### Given instruction
Write out the listing below exactly, and omit any images you find in it.

### Material for the task
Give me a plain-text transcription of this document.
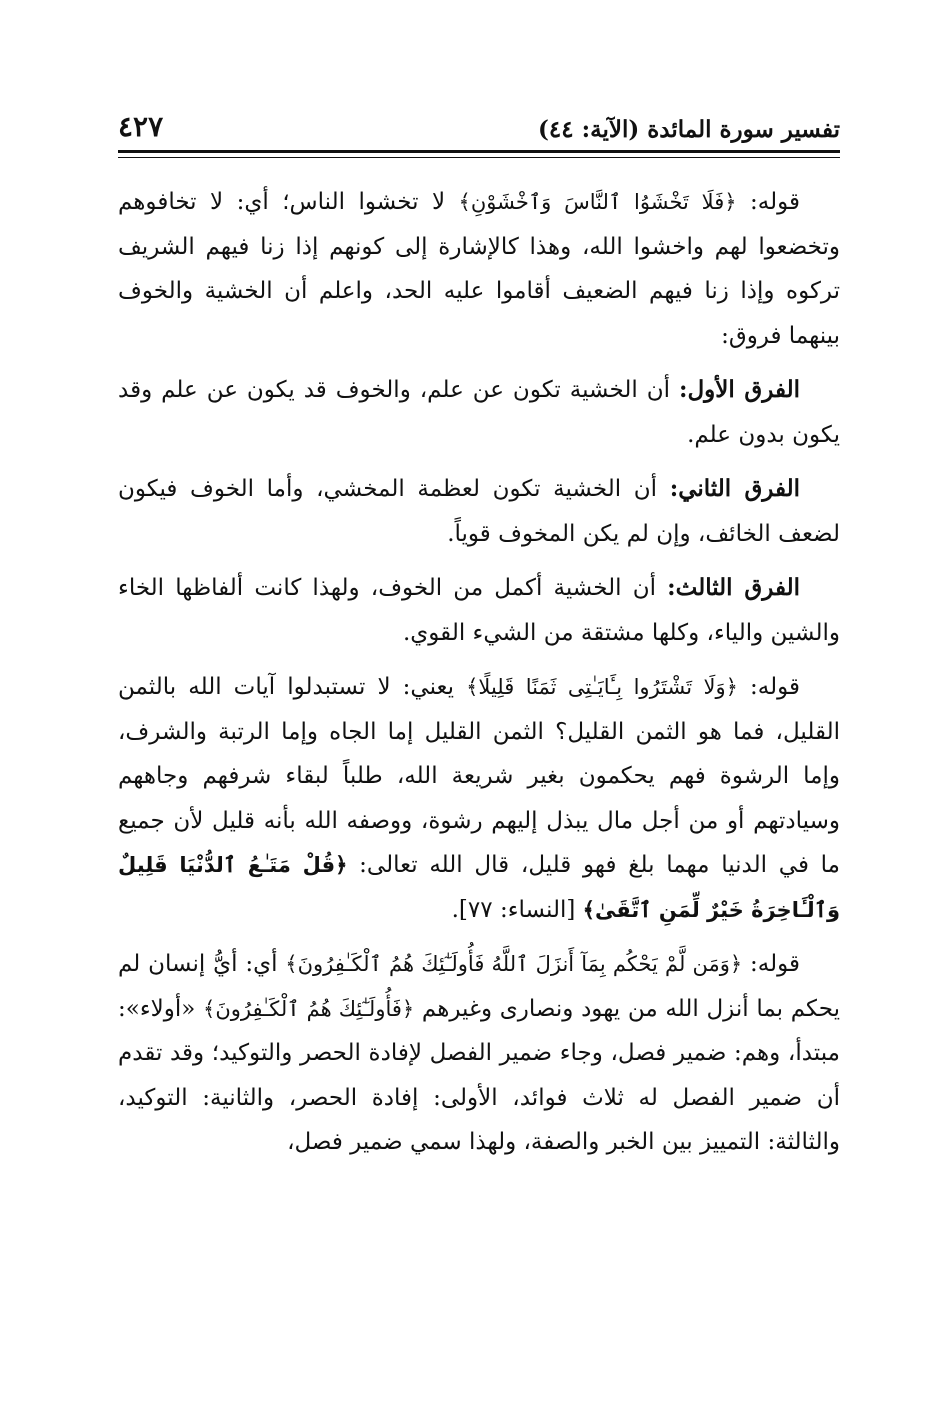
تفسير سورة المائدة (الآية: ٤٤)
٤٢٧

قوله: ﴿فَلَا تَخْشَوُا ٱلنَّاسَ وَٱخْشَوْنِ﴾ لا تخشوا الناس؛ أي: لا تخافوهم وتخضعوا لهم واخشوا الله، وهذا كالإشارة إلى كونهم إذا زنا فيهم الشريف تركوه وإذا زنا فيهم الضعيف أقاموا عليه الحد، واعلم أن الخشية والخوف بينهما فروق:

الفرق الأول: أن الخشية تكون عن علم، والخوف قد يكون عن علم وقد يكون بدون علم.

الفرق الثاني: أن الخشية تكون لعظمة المخشي، وأما الخوف فيكون لضعف الخائف، وإن لم يكن المخوف قوياً.

الفرق الثالث: أن الخشية أكمل من الخوف، ولهذا كانت ألفاظها الخاء والشين والياء، وكلها مشتقة من الشيء القوي.

قوله: ﴿وَلَا تَشْتَرُوا بِـَٔايَـٰتِى ثَمَنًا قَلِيلًا﴾ يعني: لا تستبدلوا آيات الله بالثمن القليل، فما هو الثمن القليل؟ الثمن القليل إما الجاه وإما الرتبة والشرف، وإما الرشوة فهم يحكمون بغير شريعة الله، طلباً لبقاء شرفهم وجاههم وسيادتهم أو من أجل مال يبذل إليهم رشوة، ووصفه الله بأنه قليل لأن جميع ما في الدنيا مهما بلغ فهو قليل، قال الله تعالى: ﴿قُلْ مَتَـٰعُ ٱلدُّنْيَا قَلِيلٌ وَٱلْـَٔاخِرَةُ خَيْرٌ لِّمَنِ ٱتَّقَىٰ﴾ [النساء: ٧٧].

قوله: ﴿وَمَن لَّمْ يَحْكُم بِمَآ أَنزَلَ ٱللَّهُ فَأُولَـٰٓئِكَ هُمُ ٱلْكَـٰفِرُونَ﴾ أي: أيُّ إنسان لم يحكم بما أنزل الله من يهود ونصارى وغيرهم ﴿فَأُولَـٰٓئِكَ هُمُ ٱلْكَـٰفِرُونَ﴾ «أولاء»: مبتدأ، وهم: ضمير فصل، وجاء ضمير الفصل لإفادة الحصر والتوكيد؛ وقد تقدم أن ضمير الفصل له ثلاث فوائد، الأولى: إفادة الحصر، والثانية: التوكيد، والثالثة: التمييز بين الخبر والصفة، ولهذا سمي ضمير فصل،
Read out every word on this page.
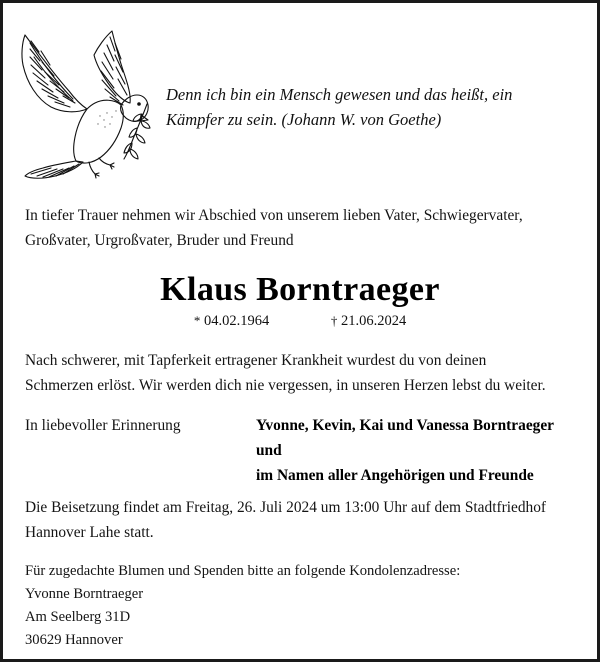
Denn ich bin ein Mensch gewesen und das heißt, ein
Kämpfer zu sein. (Johann W. von Goethe)
In tiefer Trauer nehmen wir Abschied von unserem lieben Vater, Schwiegervater,
Großvater, Urgroßvater, Bruder und Freund
Klaus Borntraeger
* 04.02.1964	† 21.06.2024
Nach schwerer, mit Tapferkeit ertragener Krankheit wurdest du von deinen
Schmerzen erlöst. Wir werden dich nie vergessen, in unseren Herzen lebst du weiter.
In liebevoller Erinnerung	Yvonne, Kevin, Kai und Vanessa Borntraeger
und
im Namen aller Angehörigen und Freunde
Die Beisetzung findet am Freitag, 26. Juli 2024 um 13:00 Uhr auf dem Stadtfriedhof
Hannover Lahe statt.
Für zugedachte Blumen und Spenden bitte an folgende Kondolenzadresse:
Yvonne Borntraeger
Am Seelberg 31D
30629 Hannover
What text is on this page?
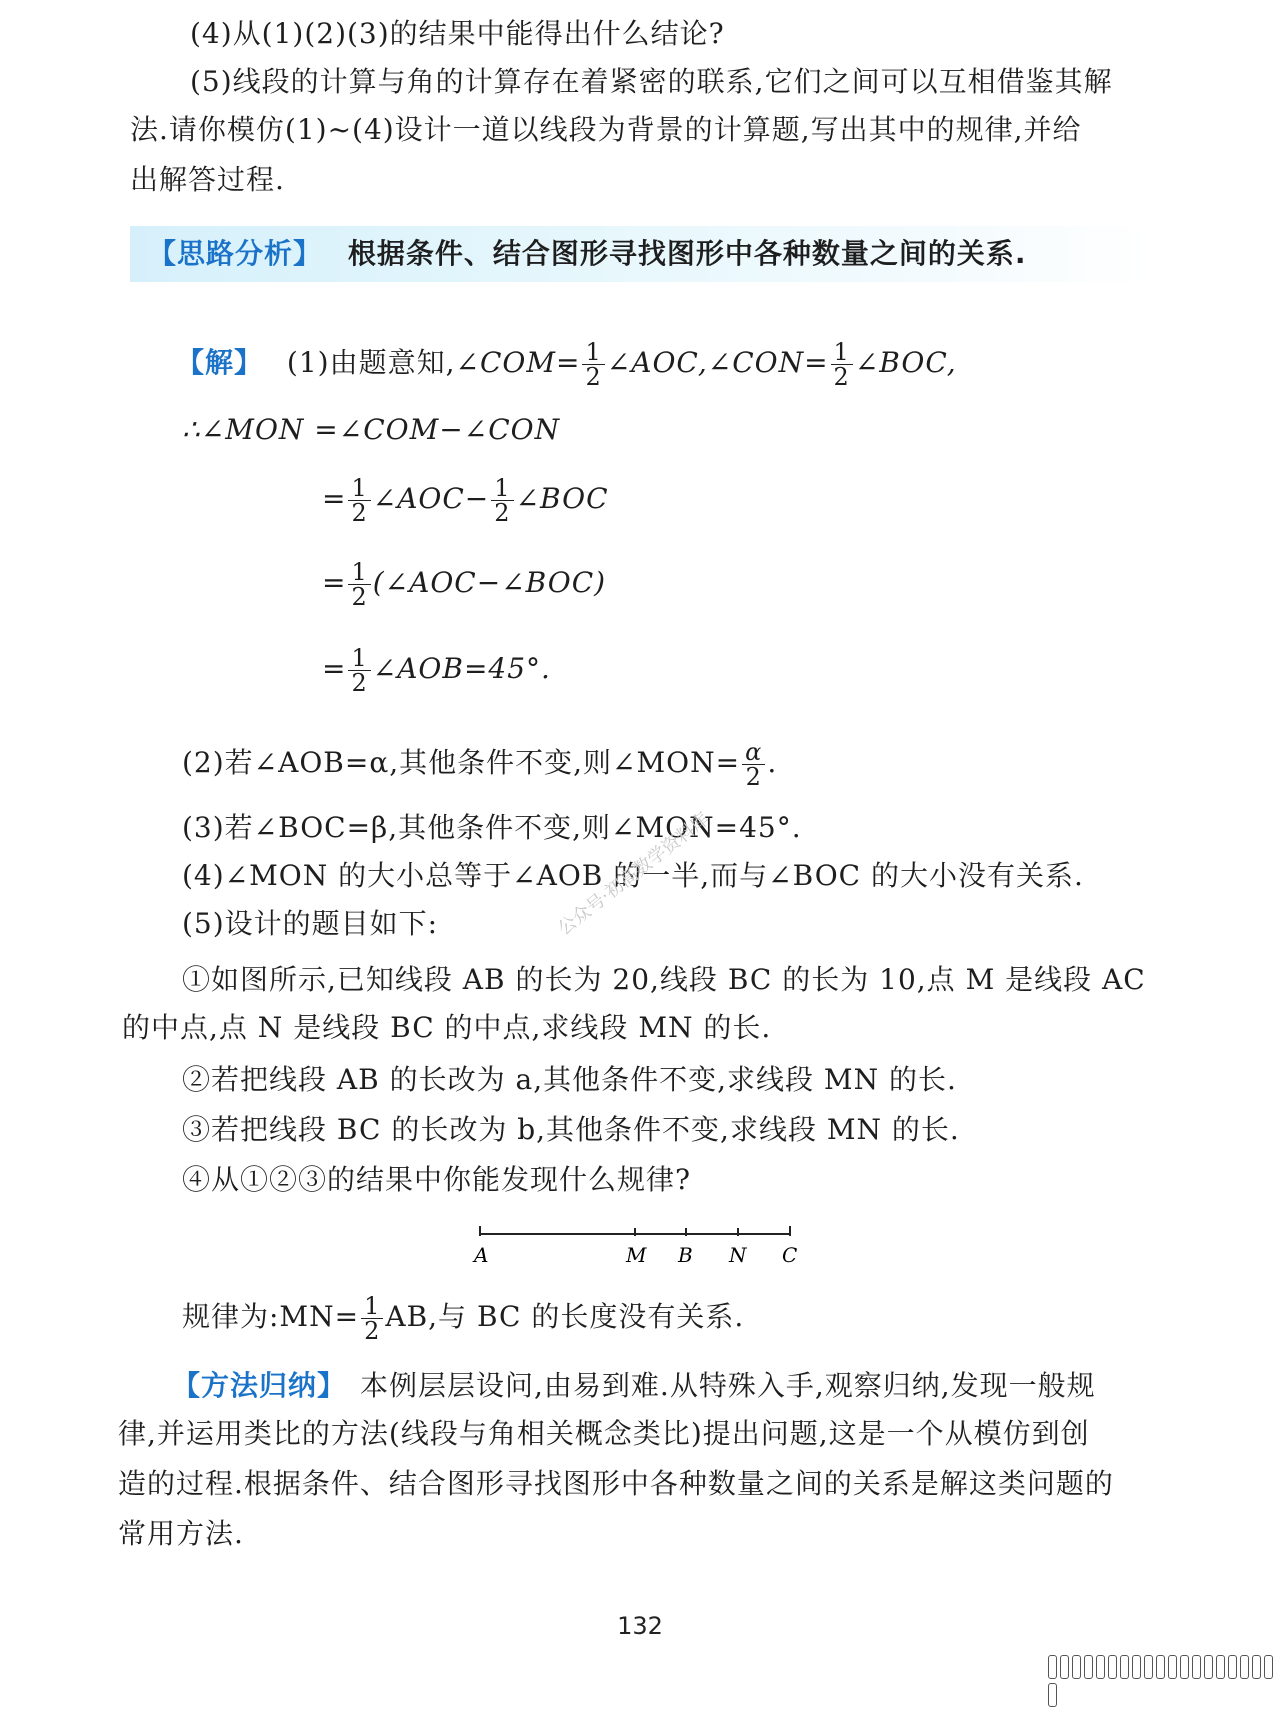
(4)从(1)(2)(3)的结果中能得出什么结论?
(5)线段的计算与角的计算存在着紧密的联系,它们之间可以互相借鉴其解
法.请你模仿(1)~(4)设计一道以线段为背景的计算题,写出其中的规律,并给
出解答过程.
【思路分析】 根据条件、结合图形寻找图形中各种数量之间的关系.
【解】 (1)由题意知,∠COM= $\frac{1}{2}$ ∠AOC,∠CON= $\frac{1}{2}$ ∠BOC,
∴∠MON =∠COM−∠CON
= $\frac{1}{2}$ ∠AOC− $\frac{1}{2}$ ∠BOC
= $\frac{1}{2}$ (∠AOC−∠BOC)
= $\frac{1}{2}$ ∠AOB=45°.
(2)若∠AOB=α,其他条件不变,则∠MON= $\frac{\alpha}{2}$ .
(3)若∠BOC=β,其他条件不变,则∠MON=45°.
(4)∠MON 的大小总等于∠AOB 的一半,而与∠BOC 的大小没有关系.
(5)设计的题目如下:
①如图所示,已知线段 AB 的长为 20,线段 BC 的长为 10,点 M 是线段 AC
的中点,点 N 是线段 BC 的中点,求线段 MN 的长.
②若把线段 AB 的长改为 a,其他条件不变,求线段 MN 的长.
③若把线段 BC 的长改为 b,其他条件不变,求线段 MN 的长.
④从①②③的结果中你能发现什么规律?
A	M B N C
规律为:MN= $\frac{1}{2}$ AB,与 BC 的长度没有关系.
【方法归纳】 本例层层设问,由易到难.从特殊入手,观察归纳,发现一般规
律,并运用类比的方法(线段与角相关概念类比)提出问题,这是一个从模仿到创
造的过程.根据条件、结合图形寻找图形中各种数量之间的关系是解这类问题的
常用方法.
公众号·初高数学资料库
132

### The solution
Give me a plain-text transcription of this document.
تفسير سورة المائدة (الآية: ٤٤)
٤٢٧

قوله: ﴿فَلَا تَخْشَوُا ٱلنَّاسَ وَٱخْشَوْنِ﴾ لا تخشوا الناس؛ أي: لا تخافوهم وتخضعوا لهم واخشوا الله، وهذا كالإشارة إلى كونهم إذا زنا فيهم الشريف تركوه وإذا زنا فيهم الضعيف أقاموا عليه الحد، واعلم أن الخشية والخوف بينهما فروق:

الفرق الأول: أن الخشية تكون عن علم، والخوف قد يكون عن علم وقد يكون بدون علم.

الفرق الثاني: أن الخشية تكون لعظمة المخشي، وأما الخوف فيكون لضعف الخائف، وإن لم يكن المخوف قوياً.

الفرق الثالث: أن الخشية أكمل من الخوف، ولهذا كانت ألفاظها الخاء والشين والياء، وكلها مشتقة من الشيء القوي.

قوله: ﴿وَلَا تَشْتَرُوا بِـَٔايَـٰتِى ثَمَنًا قَلِيلًا﴾ يعني: لا تستبدلوا آيات الله بالثمن القليل، فما هو الثمن القليل؟ الثمن القليل إما الجاه وإما الرتبة والشرف، وإما الرشوة فهم يحكمون بغير شريعة الله، طلباً لبقاء شرفهم وجاههم وسيادتهم أو من أجل مال يبذل إليهم رشوة، ووصفه الله بأنه قليل لأن جميع ما في الدنيا مهما بلغ فهو قليل، قال الله تعالى: ﴿قُلْ مَتَـٰعُ ٱلدُّنْيَا قَلِيلٌ وَٱلْـَٔاخِرَةُ خَيْرٌ لِّمَنِ ٱتَّقَىٰ﴾ [النساء: ٧٧].

قوله: ﴿وَمَن لَّمْ يَحْكُم بِمَآ أَنزَلَ ٱللَّهُ فَأُولَـٰٓئِكَ هُمُ ٱلْكَـٰفِرُونَ﴾ أي: أيُّ إنسان لم يحكم بما أنزل الله من يهود ونصارى وغيرهم ﴿فَأُولَـٰٓئِكَ هُمُ ٱلْكَـٰفِرُونَ﴾ «أولاء»: مبتدأ، وهم: ضمير فصل، وجاء ضمير الفصل لإفادة الحصر والتوكيد؛ وقد تقدم أن ضمير الفصل له ثلاث فوائد، الأولى: إفادة الحصر، والثانية: التوكيد، والثالثة: التمييز بين الخبر والصفة، ولهذا سمي ضمير فصل،
Read out every word on this page.
Denn ich bin ein Mensch gewesen und das heißt, ein
Kämpfer zu sein. (Johann W. von Goethe)
In tiefer Trauer nehmen wir Abschied von unserem lieben Vater, Schwiegervater,
Großvater, Urgroßvater, Bruder und Freund
Klaus Borntraeger
* 04.02.1964	† 21.06.2024
Nach schwerer, mit Tapferkeit ertragener Krankheit wurdest du von deinen
Schmerzen erlöst. Wir werden dich nie vergessen, in unseren Herzen lebst du weiter.
In liebevoller Erinnerung	Yvonne, Kevin, Kai und Vanessa Borntraeger
und
im Namen aller Angehörigen und Freunde
Die Beisetzung findet am Freitag, 26. Juli 2024 um 13:00 Uhr auf dem Stadtfriedhof
Hannover Lahe statt.
Für zugedachte Blumen und Spenden bitte an folgende Kondolenzadresse:
Yvonne Borntraeger
Am Seelberg 31D
30629 Hannover
What text is on this page?
(4)从(1)(2)(3)的结果中能得出什么结论?
(5)线段的计算与角的计算存在着紧密的联系,它们之间可以互相借鉴其解
法.请你模仿(1)~(4)设计一道以线段为背景的计算题,写出其中的规律,并给
出解答过程.
【思路分析】 根据条件、结合图形寻找图形中各种数量之间的关系.
【解】 (1)由题意知,∠COM= $\frac{1}{2}$ ∠AOC,∠CON= $\frac{1}{2}$ ∠BOC,
∴∠MON =∠COM−∠CON
= $\frac{1}{2}$ ∠AOC− $\frac{1}{2}$ ∠BOC
= $\frac{1}{2}$ (∠AOC−∠BOC)
= $\frac{1}{2}$ ∠AOB=45°.
(2)若∠AOB=α,其他条件不变,则∠MON= $\frac{\alpha}{2}$ .
(3)若∠BOC=β,其他条件不变,则∠MON=45°.
(4)∠MON 的大小总等于∠AOB 的一半,而与∠BOC 的大小没有关系.
(5)设计的题目如下:
①如图所示,已知线段 AB 的长为 20,线段 BC 的长为 10,点 M 是线段 AC
的中点,点 N 是线段 BC 的中点,求线段 MN 的长.
②若把线段 AB 的长改为 a,其他条件不变,求线段 MN 的长.
③若把线段 BC 的长改为 b,其他条件不变,求线段 MN 的长.
④从①②③的结果中你能发现什么规律?
A	M B N C
规律为:MN= $\frac{1}{2}$ AB,与 BC 的长度没有关系.
【方法归纳】 本例层层设问,由易到难.从特殊入手,观察归纳,发现一般规
律,并运用类比的方法(线段与角相关概念类比)提出问题,这是一个从模仿到创
造的过程.根据条件、结合图形寻找图形中各种数量之间的关系是解这类问题的
常用方法.
公众号·初高数学资料库
132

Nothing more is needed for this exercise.